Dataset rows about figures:

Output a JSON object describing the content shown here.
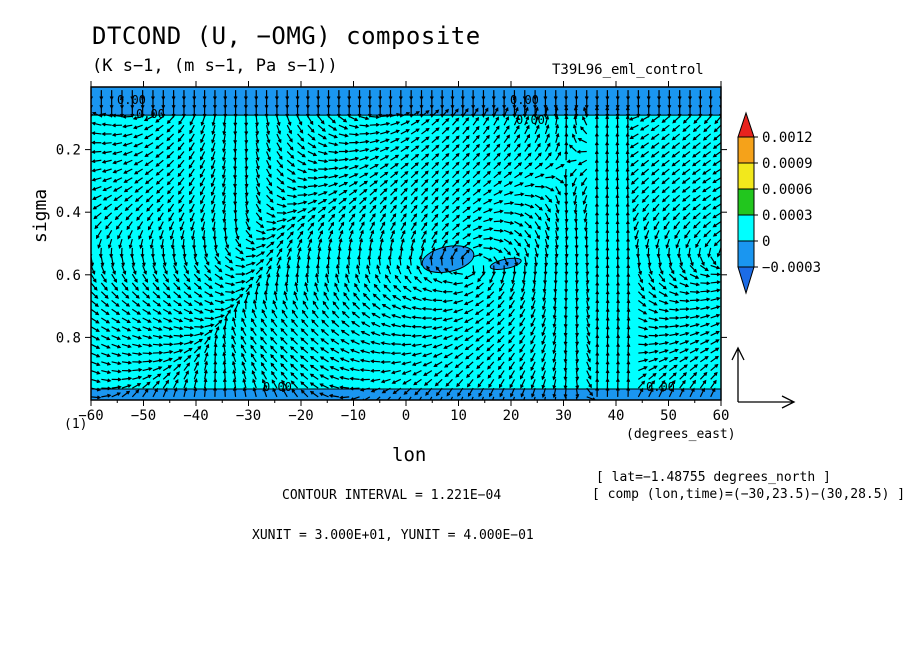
{
  "header": {
    "title": "DTCOND (U, −OMG) composite",
    "units": "(K s−1, (m s−1, Pa s−1))",
    "experiment": "T39L96_eml_control"
  },
  "axes": {
    "x_label": "lon",
    "x_units": "(degrees_east)",
    "y_label": "sigma",
    "y_units": "(1)",
    "x_ticks": [
      "−60",
      "−50",
      "−40",
      "−30",
      "−20",
      "−10",
      "0",
      "10",
      "20",
      "30",
      "40",
      "50",
      "60"
    ],
    "y_ticks": [
      "0.2",
      "0.4",
      "0.6",
      "0.8"
    ]
  },
  "info": {
    "lat": "[ lat=−1.48755 degrees_north ]",
    "comp": "[ comp (lon,time)=(−30,23.5)−(30,28.5) ]",
    "contour_interval": "CONTOUR INTERVAL = 1.221E−04",
    "vector_units": "XUNIT = 3.000E+01, YUNIT = 4.000E−01"
  },
  "contour_labels": [
    "0.00",
    "0.00",
    "0.00",
    "0.00",
    "0.00",
    "0.00"
  ],
  "colorbar": {
    "labels": [
      "0.0012",
      "0.0009",
      "0.0006",
      "0.0003",
      "0",
      "−0.0003"
    ],
    "colors": [
      "#e8231e",
      "#f5a21a",
      "#f2e81c",
      "#22c61e",
      "#00ffff",
      "#1a96f0",
      "#1c6ce6"
    ]
  },
  "chart_data": {
    "type": "contour+vector",
    "title": "DTCOND (U, −OMG) composite",
    "xlabel": "lon",
    "ylabel": "sigma",
    "xlim": [
      -60,
      60
    ],
    "ylim": [
      1.0,
      0.0
    ],
    "y_reversed": true,
    "x_ticks": [
      -60,
      -50,
      -40,
      -30,
      -20,
      -10,
      0,
      10,
      20,
      30,
      40,
      50,
      60
    ],
    "y_ticks": [
      0.2,
      0.4,
      0.6,
      0.8
    ],
    "colorbar_levels": [
      -0.0003,
      0,
      0.0003,
      0.0006,
      0.0009,
      0.0012
    ],
    "background_color": "#00ffff",
    "negative_regions": [
      {
        "name": "top band",
        "sigma_range": [
          0.0,
          0.09
        ]
      },
      {
        "name": "bottom band",
        "sigma_range": [
          0.965,
          1.0
        ]
      },
      {
        "name": "patch",
        "lon_range": [
          3,
          13
        ],
        "sigma_range": [
          0.51,
          0.59
        ]
      },
      {
        "name": "patch",
        "lon_range": [
          16,
          22
        ],
        "sigma_range": [
          0.55,
          0.58
        ]
      }
    ],
    "vector_reference": {
      "xunit": 30.0,
      "yunit": 0.4
    }
  }
}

# What the exercise asks
Each entry above is to be written out again unchanged, apart from the pictures, which are left out.

# Exercise solution
Output a JSON object describing the content shown here.
{
  "header": {
    "title": "DTCOND (U, −OMG) composite",
    "units": "(K s−1, (m s−1, Pa s−1))",
    "experiment": "T39L96_eml_control"
  },
  "axes": {
    "x_label": "lon",
    "x_units": "(degrees_east)",
    "y_label": "sigma",
    "y_units": "(1)",
    "x_ticks": [
      "−60",
      "−50",
      "−40",
      "−30",
      "−20",
      "−10",
      "0",
      "10",
      "20",
      "30",
      "40",
      "50",
      "60"
    ],
    "y_ticks": [
      "0.2",
      "0.4",
      "0.6",
      "0.8"
    ]
  },
  "info": {
    "lat": "[ lat=−1.48755 degrees_north ]",
    "comp": "[ comp (lon,time)=(−30,23.5)−(30,28.5) ]",
    "contour_interval": "CONTOUR INTERVAL = 1.221E−04",
    "vector_units": "XUNIT = 3.000E+01, YUNIT = 4.000E−01"
  },
  "contour_labels": [
    "0.00",
    "0.00",
    "0.00",
    "0.00",
    "0.00",
    "0.00"
  ],
  "colorbar": {
    "labels": [
      "0.0012",
      "0.0009",
      "0.0006",
      "0.0003",
      "0",
      "−0.0003"
    ],
    "colors": [
      "#e8231e",
      "#f5a21a",
      "#f2e81c",
      "#22c61e",
      "#00ffff",
      "#1a96f0",
      "#1c6ce6"
    ]
  },
  "chart_data": {
    "type": "contour+vector",
    "title": "DTCOND (U, −OMG) composite",
    "xlabel": "lon",
    "ylabel": "sigma",
    "xlim": [
      -60,
      60
    ],
    "ylim": [
      1.0,
      0.0
    ],
    "y_reversed": true,
    "x_ticks": [
      -60,
      -50,
      -40,
      -30,
      -20,
      -10,
      0,
      10,
      20,
      30,
      40,
      50,
      60
    ],
    "y_ticks": [
      0.2,
      0.4,
      0.6,
      0.8
    ],
    "colorbar_levels": [
      -0.0003,
      0,
      0.0003,
      0.0006,
      0.0009,
      0.0012
    ],
    "background_color": "#00ffff",
    "negative_regions": [
      {
        "name": "top band",
        "sigma_range": [
          0.0,
          0.09
        ]
      },
      {
        "name": "bottom band",
        "sigma_range": [
          0.965,
          1.0
        ]
      },
      {
        "name": "patch",
        "lon_range": [
          3,
          13
        ],
        "sigma_range": [
          0.51,
          0.59
        ]
      },
      {
        "name": "patch",
        "lon_range": [
          16,
          22
        ],
        "sigma_range": [
          0.55,
          0.58
        ]
      }
    ],
    "vector_reference": {
      "xunit": 30.0,
      "yunit": 0.4
    }
  }
}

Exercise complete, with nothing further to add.